▶ **EXERCISE AIM**
Repeat the whole listing exactly as written.

--- begin ---

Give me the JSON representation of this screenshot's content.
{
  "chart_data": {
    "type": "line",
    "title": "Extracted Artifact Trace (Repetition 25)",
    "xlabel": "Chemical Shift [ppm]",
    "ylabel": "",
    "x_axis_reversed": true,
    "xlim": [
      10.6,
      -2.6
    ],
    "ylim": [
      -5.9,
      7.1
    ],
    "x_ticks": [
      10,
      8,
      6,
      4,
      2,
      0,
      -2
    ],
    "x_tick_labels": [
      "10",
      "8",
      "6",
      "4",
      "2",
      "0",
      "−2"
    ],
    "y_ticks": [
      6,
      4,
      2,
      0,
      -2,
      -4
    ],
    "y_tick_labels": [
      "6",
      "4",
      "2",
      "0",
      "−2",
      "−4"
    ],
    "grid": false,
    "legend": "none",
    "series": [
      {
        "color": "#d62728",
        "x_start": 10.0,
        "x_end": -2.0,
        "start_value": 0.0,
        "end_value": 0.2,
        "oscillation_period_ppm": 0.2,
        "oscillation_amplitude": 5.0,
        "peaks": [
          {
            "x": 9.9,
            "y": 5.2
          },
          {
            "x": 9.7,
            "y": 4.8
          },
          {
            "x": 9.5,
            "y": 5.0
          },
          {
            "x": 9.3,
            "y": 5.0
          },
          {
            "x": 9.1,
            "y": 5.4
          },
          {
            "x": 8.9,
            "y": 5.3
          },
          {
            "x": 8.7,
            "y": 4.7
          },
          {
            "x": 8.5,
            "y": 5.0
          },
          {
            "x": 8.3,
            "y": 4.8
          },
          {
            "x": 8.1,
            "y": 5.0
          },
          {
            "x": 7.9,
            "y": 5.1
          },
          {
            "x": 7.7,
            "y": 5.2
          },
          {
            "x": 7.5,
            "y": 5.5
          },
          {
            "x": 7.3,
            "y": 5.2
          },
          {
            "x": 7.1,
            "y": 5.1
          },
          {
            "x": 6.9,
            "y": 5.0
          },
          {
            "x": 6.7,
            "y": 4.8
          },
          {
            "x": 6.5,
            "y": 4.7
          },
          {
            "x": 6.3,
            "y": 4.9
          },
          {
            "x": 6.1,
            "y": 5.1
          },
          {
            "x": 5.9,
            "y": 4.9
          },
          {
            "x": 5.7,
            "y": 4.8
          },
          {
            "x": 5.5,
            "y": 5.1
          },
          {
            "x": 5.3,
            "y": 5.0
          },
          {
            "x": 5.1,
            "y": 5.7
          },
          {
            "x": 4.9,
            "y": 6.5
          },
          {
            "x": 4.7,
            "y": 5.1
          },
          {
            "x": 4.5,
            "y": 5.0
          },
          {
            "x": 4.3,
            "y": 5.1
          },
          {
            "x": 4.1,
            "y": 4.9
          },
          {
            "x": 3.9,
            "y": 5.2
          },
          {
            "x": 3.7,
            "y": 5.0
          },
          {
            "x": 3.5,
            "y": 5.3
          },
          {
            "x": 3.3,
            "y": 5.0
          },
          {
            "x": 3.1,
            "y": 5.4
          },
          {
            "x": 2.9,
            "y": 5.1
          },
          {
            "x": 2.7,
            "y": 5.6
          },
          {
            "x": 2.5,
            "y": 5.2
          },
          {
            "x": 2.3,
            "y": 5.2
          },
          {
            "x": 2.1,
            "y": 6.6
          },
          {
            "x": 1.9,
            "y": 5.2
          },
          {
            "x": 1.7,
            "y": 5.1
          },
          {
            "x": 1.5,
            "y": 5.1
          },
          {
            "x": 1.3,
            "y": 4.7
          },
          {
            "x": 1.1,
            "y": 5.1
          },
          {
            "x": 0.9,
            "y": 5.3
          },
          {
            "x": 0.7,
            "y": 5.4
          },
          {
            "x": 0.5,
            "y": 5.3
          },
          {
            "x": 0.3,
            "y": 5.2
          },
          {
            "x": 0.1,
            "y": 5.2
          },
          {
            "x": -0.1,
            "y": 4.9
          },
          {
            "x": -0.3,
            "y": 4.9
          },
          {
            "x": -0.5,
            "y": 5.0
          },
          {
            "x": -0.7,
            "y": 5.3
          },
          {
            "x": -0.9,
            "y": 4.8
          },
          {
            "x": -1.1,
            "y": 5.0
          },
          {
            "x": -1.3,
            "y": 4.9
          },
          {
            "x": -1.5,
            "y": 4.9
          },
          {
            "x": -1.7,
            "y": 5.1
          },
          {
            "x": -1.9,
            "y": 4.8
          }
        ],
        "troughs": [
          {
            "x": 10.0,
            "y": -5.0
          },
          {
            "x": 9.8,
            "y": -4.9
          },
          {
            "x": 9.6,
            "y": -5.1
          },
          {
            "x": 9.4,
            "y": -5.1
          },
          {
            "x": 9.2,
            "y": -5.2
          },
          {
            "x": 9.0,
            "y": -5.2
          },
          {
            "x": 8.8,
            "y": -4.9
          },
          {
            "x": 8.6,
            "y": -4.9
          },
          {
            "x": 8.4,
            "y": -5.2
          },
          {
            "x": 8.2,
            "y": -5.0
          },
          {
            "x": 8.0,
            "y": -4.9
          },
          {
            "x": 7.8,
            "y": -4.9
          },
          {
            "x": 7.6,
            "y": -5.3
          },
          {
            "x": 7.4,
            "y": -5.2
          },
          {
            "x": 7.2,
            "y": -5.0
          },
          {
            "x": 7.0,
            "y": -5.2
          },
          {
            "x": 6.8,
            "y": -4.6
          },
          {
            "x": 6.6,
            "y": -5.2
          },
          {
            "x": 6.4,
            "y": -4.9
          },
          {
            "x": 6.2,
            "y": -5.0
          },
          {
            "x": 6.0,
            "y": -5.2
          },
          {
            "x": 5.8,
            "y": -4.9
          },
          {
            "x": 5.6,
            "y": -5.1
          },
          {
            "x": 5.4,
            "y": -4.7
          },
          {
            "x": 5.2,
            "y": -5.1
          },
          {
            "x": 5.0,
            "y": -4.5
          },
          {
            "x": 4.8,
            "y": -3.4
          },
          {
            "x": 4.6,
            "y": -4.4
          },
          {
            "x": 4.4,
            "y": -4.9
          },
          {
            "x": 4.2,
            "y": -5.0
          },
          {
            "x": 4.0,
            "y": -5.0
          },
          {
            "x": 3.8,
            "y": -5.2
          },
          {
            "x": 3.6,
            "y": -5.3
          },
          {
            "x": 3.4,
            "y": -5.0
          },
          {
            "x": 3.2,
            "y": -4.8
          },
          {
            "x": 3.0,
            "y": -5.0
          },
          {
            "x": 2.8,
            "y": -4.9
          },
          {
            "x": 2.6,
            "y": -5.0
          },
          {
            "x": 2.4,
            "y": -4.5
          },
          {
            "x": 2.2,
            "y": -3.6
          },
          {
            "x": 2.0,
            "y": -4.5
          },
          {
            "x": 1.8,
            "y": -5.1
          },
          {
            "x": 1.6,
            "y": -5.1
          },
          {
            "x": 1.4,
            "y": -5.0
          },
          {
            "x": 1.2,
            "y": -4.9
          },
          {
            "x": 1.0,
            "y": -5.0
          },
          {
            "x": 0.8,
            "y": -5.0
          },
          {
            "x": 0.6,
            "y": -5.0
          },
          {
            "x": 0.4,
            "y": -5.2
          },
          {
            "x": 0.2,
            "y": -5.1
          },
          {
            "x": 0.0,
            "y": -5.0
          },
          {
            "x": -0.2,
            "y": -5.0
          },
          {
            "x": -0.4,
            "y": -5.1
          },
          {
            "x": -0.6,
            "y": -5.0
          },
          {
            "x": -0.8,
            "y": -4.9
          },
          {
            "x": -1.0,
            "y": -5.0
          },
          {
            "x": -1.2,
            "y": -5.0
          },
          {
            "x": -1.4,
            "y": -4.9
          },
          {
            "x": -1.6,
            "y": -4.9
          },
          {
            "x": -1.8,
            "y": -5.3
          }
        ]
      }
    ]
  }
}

--- end ---

▶ **COMPLETED EXERCISE**
Give me the JSON representation of this screenshot's content.
{
  "chart_data": {
    "type": "line",
    "title": "Extracted Artifact Trace (Repetition 25)",
    "xlabel": "Chemical Shift [ppm]",
    "ylabel": "",
    "x_axis_reversed": true,
    "xlim": [
      10.6,
      -2.6
    ],
    "ylim": [
      -5.9,
      7.1
    ],
    "x_ticks": [
      10,
      8,
      6,
      4,
      2,
      0,
      -2
    ],
    "x_tick_labels": [
      "10",
      "8",
      "6",
      "4",
      "2",
      "0",
      "−2"
    ],
    "y_ticks": [
      6,
      4,
      2,
      0,
      -2,
      -4
    ],
    "y_tick_labels": [
      "6",
      "4",
      "2",
      "0",
      "−2",
      "−4"
    ],
    "grid": false,
    "legend": "none",
    "series": [
      {
        "color": "#d62728",
        "x_start": 10.0,
        "x_end": -2.0,
        "start_value": 0.0,
        "end_value": 0.2,
        "oscillation_period_ppm": 0.2,
        "oscillation_amplitude": 5.0,
        "peaks": [
          {
            "x": 9.9,
            "y": 5.2
          },
          {
            "x": 9.7,
            "y": 4.8
          },
          {
            "x": 9.5,
            "y": 5.0
          },
          {
            "x": 9.3,
            "y": 5.0
          },
          {
            "x": 9.1,
            "y": 5.4
          },
          {
            "x": 8.9,
            "y": 5.3
          },
          {
            "x": 8.7,
            "y": 4.7
          },
          {
            "x": 8.5,
            "y": 5.0
          },
          {
            "x": 8.3,
            "y": 4.8
          },
          {
            "x": 8.1,
            "y": 5.0
          },
          {
            "x": 7.9,
            "y": 5.1
          },
          {
            "x": 7.7,
            "y": 5.2
          },
          {
            "x": 7.5,
            "y": 5.5
          },
          {
            "x": 7.3,
            "y": 5.2
          },
          {
            "x": 7.1,
            "y": 5.1
          },
          {
            "x": 6.9,
            "y": 5.0
          },
          {
            "x": 6.7,
            "y": 4.8
          },
          {
            "x": 6.5,
            "y": 4.7
          },
          {
            "x": 6.3,
            "y": 4.9
          },
          {
            "x": 6.1,
            "y": 5.1
          },
          {
            "x": 5.9,
            "y": 4.9
          },
          {
            "x": 5.7,
            "y": 4.8
          },
          {
            "x": 5.5,
            "y": 5.1
          },
          {
            "x": 5.3,
            "y": 5.0
          },
          {
            "x": 5.1,
            "y": 5.7
          },
          {
            "x": 4.9,
            "y": 6.5
          },
          {
            "x": 4.7,
            "y": 5.1
          },
          {
            "x": 4.5,
            "y": 5.0
          },
          {
            "x": 4.3,
            "y": 5.1
          },
          {
            "x": 4.1,
            "y": 4.9
          },
          {
            "x": 3.9,
            "y": 5.2
          },
          {
            "x": 3.7,
            "y": 5.0
          },
          {
            "x": 3.5,
            "y": 5.3
          },
          {
            "x": 3.3,
            "y": 5.0
          },
          {
            "x": 3.1,
            "y": 5.4
          },
          {
            "x": 2.9,
            "y": 5.1
          },
          {
            "x": 2.7,
            "y": 5.6
          },
          {
            "x": 2.5,
            "y": 5.2
          },
          {
            "x": 2.3,
            "y": 5.2
          },
          {
            "x": 2.1,
            "y": 6.6
          },
          {
            "x": 1.9,
            "y": 5.2
          },
          {
            "x": 1.7,
            "y": 5.1
          },
          {
            "x": 1.5,
            "y": 5.1
          },
          {
            "x": 1.3,
            "y": 4.7
          },
          {
            "x": 1.1,
            "y": 5.1
          },
          {
            "x": 0.9,
            "y": 5.3
          },
          {
            "x": 0.7,
            "y": 5.4
          },
          {
            "x": 0.5,
            "y": 5.3
          },
          {
            "x": 0.3,
            "y": 5.2
          },
          {
            "x": 0.1,
            "y": 5.2
          },
          {
            "x": -0.1,
            "y": 4.9
          },
          {
            "x": -0.3,
            "y": 4.9
          },
          {
            "x": -0.5,
            "y": 5.0
          },
          {
            "x": -0.7,
            "y": 5.3
          },
          {
            "x": -0.9,
            "y": 4.8
          },
          {
            "x": -1.1,
            "y": 5.0
          },
          {
            "x": -1.3,
            "y": 4.9
          },
          {
            "x": -1.5,
            "y": 4.9
          },
          {
            "x": -1.7,
            "y": 5.1
          },
          {
            "x": -1.9,
            "y": 4.8
          }
        ],
        "troughs": [
          {
            "x": 10.0,
            "y": -5.0
          },
          {
            "x": 9.8,
            "y": -4.9
          },
          {
            "x": 9.6,
            "y": -5.1
          },
          {
            "x": 9.4,
            "y": -5.1
          },
          {
            "x": 9.2,
            "y": -5.2
          },
          {
            "x": 9.0,
            "y": -5.2
          },
          {
            "x": 8.8,
            "y": -4.9
          },
          {
            "x": 8.6,
            "y": -4.9
          },
          {
            "x": 8.4,
            "y": -5.2
          },
          {
            "x": 8.2,
            "y": -5.0
          },
          {
            "x": 8.0,
            "y": -4.9
          },
          {
            "x": 7.8,
            "y": -4.9
          },
          {
            "x": 7.6,
            "y": -5.3
          },
          {
            "x": 7.4,
            "y": -5.2
          },
          {
            "x": 7.2,
            "y": -5.0
          },
          {
            "x": 7.0,
            "y": -5.2
          },
          {
            "x": 6.8,
            "y": -4.6
          },
          {
            "x": 6.6,
            "y": -5.2
          },
          {
            "x": 6.4,
            "y": -4.9
          },
          {
            "x": 6.2,
            "y": -5.0
          },
          {
            "x": 6.0,
            "y": -5.2
          },
          {
            "x": 5.8,
            "y": -4.9
          },
          {
            "x": 5.6,
            "y": -5.1
          },
          {
            "x": 5.4,
            "y": -4.7
          },
          {
            "x": 5.2,
            "y": -5.1
          },
          {
            "x": 5.0,
            "y": -4.5
          },
          {
            "x": 4.8,
            "y": -3.4
          },
          {
            "x": 4.6,
            "y": -4.4
          },
          {
            "x": 4.4,
            "y": -4.9
          },
          {
            "x": 4.2,
            "y": -5.0
          },
          {
            "x": 4.0,
            "y": -5.0
          },
          {
            "x": 3.8,
            "y": -5.2
          },
          {
            "x": 3.6,
            "y": -5.3
          },
          {
            "x": 3.4,
            "y": -5.0
          },
          {
            "x": 3.2,
            "y": -4.8
          },
          {
            "x": 3.0,
            "y": -5.0
          },
          {
            "x": 2.8,
            "y": -4.9
          },
          {
            "x": 2.6,
            "y": -5.0
          },
          {
            "x": 2.4,
            "y": -4.5
          },
          {
            "x": 2.2,
            "y": -3.6
          },
          {
            "x": 2.0,
            "y": -4.5
          },
          {
            "x": 1.8,
            "y": -5.1
          },
          {
            "x": 1.6,
            "y": -5.1
          },
          {
            "x": 1.4,
            "y": -5.0
          },
          {
            "x": 1.2,
            "y": -4.9
          },
          {
            "x": 1.0,
            "y": -5.0
          },
          {
            "x": 0.8,
            "y": -5.0
          },
          {
            "x": 0.6,
            "y": -5.0
          },
          {
            "x": 0.4,
            "y": -5.2
          },
          {
            "x": 0.2,
            "y": -5.1
          },
          {
            "x": 0.0,
            "y": -5.0
          },
          {
            "x": -0.2,
            "y": -5.0
          },
          {
            "x": -0.4,
            "y": -5.1
          },
          {
            "x": -0.6,
            "y": -5.0
          },
          {
            "x": -0.8,
            "y": -4.9
          },
          {
            "x": -1.0,
            "y": -5.0
          },
          {
            "x": -1.2,
            "y": -5.0
          },
          {
            "x": -1.4,
            "y": -4.9
          },
          {
            "x": -1.6,
            "y": -4.9
          },
          {
            "x": -1.8,
            "y": -5.3
          }
        ]
      }
    ]
  }
}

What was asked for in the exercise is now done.